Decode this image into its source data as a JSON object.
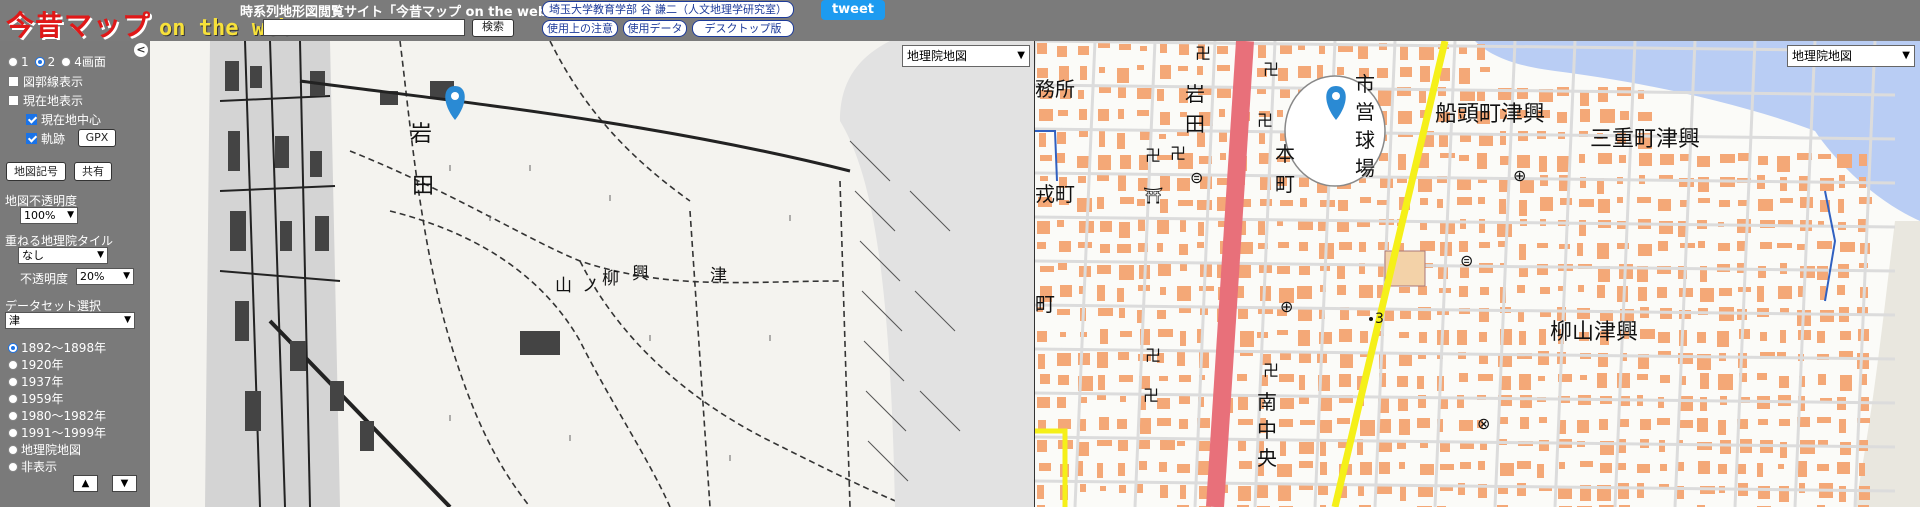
{
  "header": {
    "logo_main": "今昔マップ",
    "logo_sub": "on the web",
    "site_desc": "時系列地形図閲覧サイト「今昔マップ on the web」",
    "search_placeholder": "",
    "search_button": "検索",
    "affiliation": "埼玉大学教育学部 谷 謙二（人文地理学研究室）",
    "usage_notes": "使用上の注意",
    "data_used": "使用データ",
    "desktop": "デスクトップ版",
    "tweet": "tweet"
  },
  "sidebar": {
    "collapse": "<",
    "screen_options": [
      "1",
      "2",
      "4画面"
    ],
    "selected_screen": "2",
    "outline_label": "図郭線表示",
    "current_loc_label": "現在地表示",
    "current_center_label": "現在地中心",
    "track_label": "軌跡",
    "gpx_button": "GPX",
    "map_symbols_button": "地図記号",
    "share_button": "共有",
    "opacity_label": "地図不透明度",
    "opacity_value": "100%",
    "overlay_label": "重ねる地理院タイル",
    "overlay_value": "なし",
    "overlay_opacity_label": "不透明度",
    "overlay_opacity_value": "20%",
    "dataset_label": "データセット選択",
    "dataset_value": "津",
    "periods": [
      "1892～1898年",
      "1920年",
      "1937年",
      "1959年",
      "1980～1982年",
      "1991～1999年",
      "地理院地図",
      "非表示"
    ],
    "selected_period": "1892～1898年",
    "up_button": "▲",
    "down_button": "▼"
  },
  "map_old": {
    "layer_select": "地理院地図",
    "labels": [
      "岩",
      "田",
      "山",
      "ノ",
      "柳",
      "興",
      "津"
    ]
  },
  "map_new": {
    "layer_select": "地理院地図",
    "labels": [
      "岩",
      "田",
      "本",
      "町",
      "市",
      "営",
      "球",
      "場",
      "船頭町津興",
      "三重町津興",
      "柳山津興",
      "南",
      "中",
      "央",
      "務所",
      "戎町",
      "町",
      "3"
    ]
  },
  "colors": {
    "header_bg": "#7b7b7b",
    "logo_red": "#e01818",
    "logo_yellow": "#f7e13a",
    "tweet_blue": "#1d9bf0",
    "road_red": "#e8707a",
    "road_yellow": "#f5f019",
    "river_blue": "#b9cdf4",
    "building_orange": "#f4a877"
  },
  "icons": [
    "map-marker-icon",
    "temple-icon",
    "school-icon",
    "police-icon",
    "shrine-icon",
    "post-office-icon"
  ]
}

******************************

• [Aim of the exercise]:
Every record must be copied exactly, with images dropped from the result.

• [Result of this exercise]:
Decode this image into its source data as a JSON object.
{
  "header": {
    "logo_main": "今昔マップ",
    "logo_sub": "on the web",
    "site_desc": "時系列地形図閲覧サイト「今昔マップ on the web」",
    "search_placeholder": "",
    "search_button": "検索",
    "affiliation": "埼玉大学教育学部 谷 謙二（人文地理学研究室）",
    "usage_notes": "使用上の注意",
    "data_used": "使用データ",
    "desktop": "デスクトップ版",
    "tweet": "tweet"
  },
  "sidebar": {
    "collapse": "<",
    "screen_options": [
      "1",
      "2",
      "4画面"
    ],
    "selected_screen": "2",
    "outline_label": "図郭線表示",
    "current_loc_label": "現在地表示",
    "current_center_label": "現在地中心",
    "track_label": "軌跡",
    "gpx_button": "GPX",
    "map_symbols_button": "地図記号",
    "share_button": "共有",
    "opacity_label": "地図不透明度",
    "opacity_value": "100%",
    "overlay_label": "重ねる地理院タイル",
    "overlay_value": "なし",
    "overlay_opacity_label": "不透明度",
    "overlay_opacity_value": "20%",
    "dataset_label": "データセット選択",
    "dataset_value": "津",
    "periods": [
      "1892～1898年",
      "1920年",
      "1937年",
      "1959年",
      "1980～1982年",
      "1991～1999年",
      "地理院地図",
      "非表示"
    ],
    "selected_period": "1892～1898年",
    "up_button": "▲",
    "down_button": "▼"
  },
  "map_old": {
    "layer_select": "地理院地図",
    "labels": [
      "岩",
      "田",
      "山",
      "ノ",
      "柳",
      "興",
      "津"
    ]
  },
  "map_new": {
    "layer_select": "地理院地図",
    "labels": [
      "岩",
      "田",
      "本",
      "町",
      "市",
      "営",
      "球",
      "場",
      "船頭町津興",
      "三重町津興",
      "柳山津興",
      "南",
      "中",
      "央",
      "務所",
      "戎町",
      "町",
      "3"
    ]
  },
  "colors": {
    "header_bg": "#7b7b7b",
    "logo_red": "#e01818",
    "logo_yellow": "#f7e13a",
    "tweet_blue": "#1d9bf0",
    "road_red": "#e8707a",
    "road_yellow": "#f5f019",
    "river_blue": "#b9cdf4",
    "building_orange": "#f4a877"
  },
  "icons": [
    "map-marker-icon",
    "temple-icon",
    "school-icon",
    "police-icon",
    "shrine-icon",
    "post-office-icon"
  ]
}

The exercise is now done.